PROBLEM DETAILS
Could you repeat the records below exactly, leaving out any pictures?

Dataset records
* * * *

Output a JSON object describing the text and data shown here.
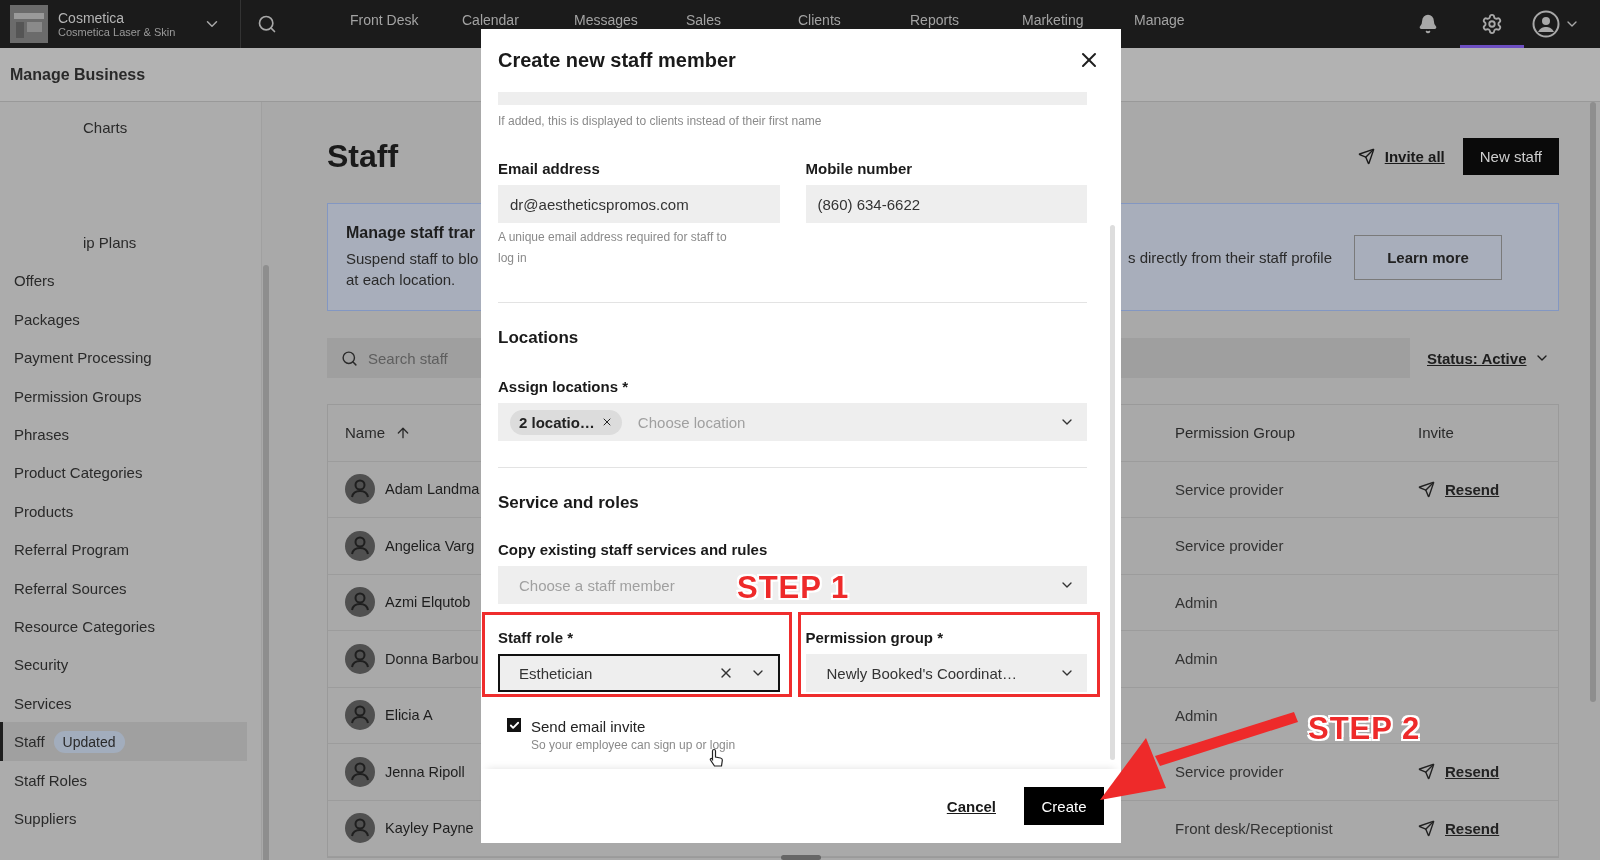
{
  "top_bar": {
    "business_name": "Cosmetica",
    "business_subtitle": "Cosmetica Laser & Skin",
    "nav": [
      "Front Desk",
      "Calendar",
      "Messages",
      "Sales",
      "Clients",
      "Reports",
      "Marketing",
      "Manage"
    ],
    "icons": [
      {
        "kind": "bell",
        "selected": false
      },
      {
        "kind": "settings",
        "selected": true
      },
      {
        "kind": "account",
        "selected": false
      }
    ]
  },
  "page_header": "Manage Business",
  "sidebar": {
    "items": [
      {
        "label": "Charts",
        "kind": "partial",
        "selected": false
      },
      {
        "label": "ip Plans",
        "kind": "partial",
        "selected": false
      },
      {
        "label": "Offers",
        "selected": false
      },
      {
        "label": "Packages",
        "selected": false
      },
      {
        "label": "Payment Processing",
        "selected": false
      },
      {
        "label": "Permission Groups",
        "selected": false
      },
      {
        "label": "Phrases",
        "selected": false
      },
      {
        "label": "Product Categories",
        "selected": false
      },
      {
        "label": "Products",
        "selected": false
      },
      {
        "label": "Referral Program",
        "selected": false
      },
      {
        "label": "Referral Sources",
        "selected": false
      },
      {
        "label": "Resource Categories",
        "selected": false
      },
      {
        "label": "Security",
        "selected": false
      },
      {
        "label": "Services",
        "selected": false
      },
      {
        "label": "Staff",
        "badge": "Updated",
        "selected": true
      },
      {
        "label": "Staff Roles",
        "selected": false
      },
      {
        "label": "Suppliers",
        "selected": false
      }
    ]
  },
  "main": {
    "title": "Staff",
    "invite_all": "Invite all",
    "new_staff": "New staff",
    "banner": {
      "title": "Manage staff trar",
      "lines": [
        "Suspend staff to blo",
        "at each location."
      ],
      "right_text": "s directly from their staff profile",
      "button": "Learn more"
    },
    "search": {
      "placeholder": "Search staff"
    },
    "status_filter": "Status: Active",
    "table": {
      "columns": [
        {
          "label": "Name",
          "sorted": true
        },
        {
          "label": "Permission Group",
          "sorted": false
        },
        {
          "label": "Invite",
          "sorted": false
        }
      ],
      "rows": [
        {
          "name": "Adam Landma",
          "permission_group": "Service provider",
          "invite": "Resend"
        },
        {
          "name": "Angelica Varg",
          "permission_group": "Service provider"
        },
        {
          "name": "Azmi Elqutob",
          "permission_group": "Admin"
        },
        {
          "name": "Donna Barbou",
          "permission_group": "Admin"
        },
        {
          "name": "Elicia A",
          "permission_group": "Admin"
        },
        {
          "name": "Jenna Ripoll",
          "permission_group": "Service provider",
          "invite": "Resend"
        },
        {
          "name": "Kayley Payne",
          "permission_group": "Front desk/Receptionist",
          "invite": "Resend"
        }
      ]
    }
  },
  "modal": {
    "title": "Create new staff member",
    "top_hint": "If added, this is displayed to clients instead of their first name",
    "email": {
      "label": "Email address",
      "value": "dr@aestheticspromos.com",
      "hint": "A unique email address required for staff to log in"
    },
    "mobile": {
      "label": "Mobile number",
      "value": "(860) 634-6622"
    },
    "locations": {
      "heading": "Locations",
      "label": "Assign locations *",
      "chip": "2 locatio…",
      "placeholder": "Choose location"
    },
    "services": {
      "heading": "Service and roles",
      "copy_label": "Copy existing staff services and rules",
      "copy_placeholder": "Choose a staff member"
    },
    "staff_role": {
      "label": "Staff role *",
      "value": "Esthetician",
      "focused": true
    },
    "permission_group": {
      "label": "Permission group *",
      "value": "Newly Booked's Coordinat…",
      "focused": false
    },
    "send_invite": {
      "label": "Send email invite",
      "hint": "So your employee can sign up or login",
      "checked": true
    },
    "cancel": "Cancel",
    "create": "Create"
  },
  "annotations": [
    {
      "text": "STEP 1"
    },
    {
      "text": "STEP 2"
    }
  ]
}
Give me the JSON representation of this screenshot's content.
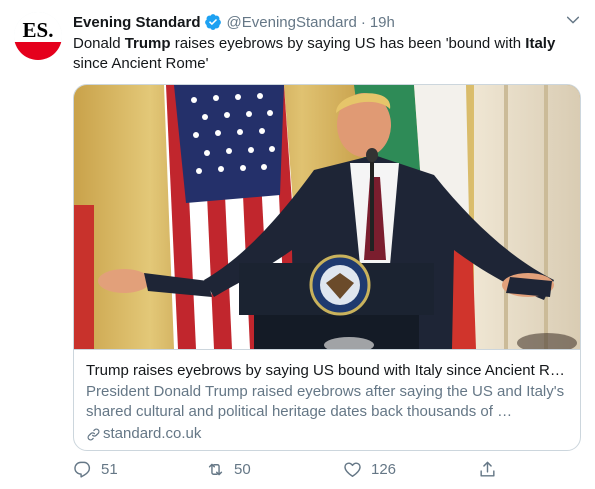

* * * *

RESULT
Output a JSON object describing the text and data shown here.
{
  "top_bar": {
    "business_name": "Cosmetica",
    "business_subtitle": "Cosmetica Laser & Skin",
    "nav": [
      "Front Desk",
      "Calendar",
      "Messages",
      "Sales",
      "Clients",
      "Reports",
      "Marketing",
      "Manage"
    ],
    "icons": [
      {
        "kind": "bell",
        "selected": false
      },
      {
        "kind": "settings",
        "selected": true
      },
      {
        "kind": "account",
        "selected": false
      }
    ]
  },
  "page_header": "Manage Business",
  "sidebar": {
    "items": [
      {
        "label": "Charts",
        "kind": "partial",
        "selected": false
      },
      {
        "label": "ip Plans",
        "kind": "partial",
        "selected": false
      },
      {
        "label": "Offers",
        "selected": false
      },
      {
        "label": "Packages",
        "selected": false
      },
      {
        "label": "Payment Processing",
        "selected": false
      },
      {
        "label": "Permission Groups",
        "selected": false
      },
      {
        "label": "Phrases",
        "selected": false
      },
      {
        "label": "Product Categories",
        "selected": false
      },
      {
        "label": "Products",
        "selected": false
      },
      {
        "label": "Referral Program",
        "selected": false
      },
      {
        "label": "Referral Sources",
        "selected": false
      },
      {
        "label": "Resource Categories",
        "selected": false
      },
      {
        "label": "Security",
        "selected": false
      },
      {
        "label": "Services",
        "selected": false
      },
      {
        "label": "Staff",
        "badge": "Updated",
        "selected": true
      },
      {
        "label": "Staff Roles",
        "selected": false
      },
      {
        "label": "Suppliers",
        "selected": false
      }
    ]
  },
  "main": {
    "title": "Staff",
    "invite_all": "Invite all",
    "new_staff": "New staff",
    "banner": {
      "title": "Manage staff trar",
      "lines": [
        "Suspend staff to blo",
        "at each location."
      ],
      "right_text": "s directly from their staff profile",
      "button": "Learn more"
    },
    "search": {
      "placeholder": "Search staff"
    },
    "status_filter": "Status: Active",
    "table": {
      "columns": [
        {
          "label": "Name",
          "sorted": true
        },
        {
          "label": "Permission Group",
          "sorted": false
        },
        {
          "label": "Invite",
          "sorted": false
        }
      ],
      "rows": [
        {
          "name": "Adam Landma",
          "permission_group": "Service provider",
          "invite": "Resend"
        },
        {
          "name": "Angelica Varg",
          "permission_group": "Service provider"
        },
        {
          "name": "Azmi Elqutob",
          "permission_group": "Admin"
        },
        {
          "name": "Donna Barbou",
          "permission_group": "Admin"
        },
        {
          "name": "Elicia A",
          "permission_group": "Admin"
        },
        {
          "name": "Jenna Ripoll",
          "permission_group": "Service provider",
          "invite": "Resend"
        },
        {
          "name": "Kayley Payne",
          "permission_group": "Front desk/Receptionist",
          "invite": "Resend"
        }
      ]
    }
  },
  "modal": {
    "title": "Create new staff member",
    "top_hint": "If added, this is displayed to clients instead of their first name",
    "email": {
      "label": "Email address",
      "value": "dr@aestheticspromos.com",
      "hint": "A unique email address required for staff to log in"
    },
    "mobile": {
      "label": "Mobile number",
      "value": "(860) 634-6622"
    },
    "locations": {
      "heading": "Locations",
      "label": "Assign locations *",
      "chip": "2 locatio…",
      "placeholder": "Choose location"
    },
    "services": {
      "heading": "Service and roles",
      "copy_label": "Copy existing staff services and rules",
      "copy_placeholder": "Choose a staff member"
    },
    "staff_role": {
      "label": "Staff role *",
      "value": "Esthetician",
      "focused": true
    },
    "permission_group": {
      "label": "Permission group *",
      "value": "Newly Booked's Coordinat…",
      "focused": false
    },
    "send_invite": {
      "label": "Send email invite",
      "hint": "So your employee can sign up or login",
      "checked": true
    },
    "cancel": "Cancel",
    "create": "Create"
  },
  "annotations": [
    {
      "text": "STEP 1"
    },
    {
      "text": "STEP 2"
    }
  ]
}
Give me the JSON representation of this screenshot's content.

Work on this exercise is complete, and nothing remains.